Pick out and copy every line below that has the word "Information".

[start Records shown]

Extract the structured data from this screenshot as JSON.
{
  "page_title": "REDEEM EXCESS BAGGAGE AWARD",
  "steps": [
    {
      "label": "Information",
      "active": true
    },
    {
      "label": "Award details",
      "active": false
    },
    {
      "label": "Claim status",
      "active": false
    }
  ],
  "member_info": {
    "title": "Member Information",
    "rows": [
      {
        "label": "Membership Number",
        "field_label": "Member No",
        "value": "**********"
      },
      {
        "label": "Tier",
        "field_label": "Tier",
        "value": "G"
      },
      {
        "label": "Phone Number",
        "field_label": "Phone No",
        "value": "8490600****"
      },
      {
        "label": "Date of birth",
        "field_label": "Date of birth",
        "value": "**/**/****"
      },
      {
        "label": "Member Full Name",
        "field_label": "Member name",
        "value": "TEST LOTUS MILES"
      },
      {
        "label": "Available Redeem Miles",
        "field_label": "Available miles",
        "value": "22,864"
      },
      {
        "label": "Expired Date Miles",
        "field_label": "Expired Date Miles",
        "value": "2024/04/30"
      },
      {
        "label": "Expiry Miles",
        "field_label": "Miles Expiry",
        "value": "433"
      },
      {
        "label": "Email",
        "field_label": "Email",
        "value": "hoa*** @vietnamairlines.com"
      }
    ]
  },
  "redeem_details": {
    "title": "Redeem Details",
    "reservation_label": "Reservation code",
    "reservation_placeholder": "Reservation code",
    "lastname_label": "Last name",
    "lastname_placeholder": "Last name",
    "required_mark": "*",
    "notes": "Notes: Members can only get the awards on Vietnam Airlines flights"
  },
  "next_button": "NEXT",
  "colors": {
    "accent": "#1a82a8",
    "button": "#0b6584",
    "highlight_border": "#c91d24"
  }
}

[end Records shown]

:: Result for this exercise ::
      "label": "Information",
    "title": "Member Information",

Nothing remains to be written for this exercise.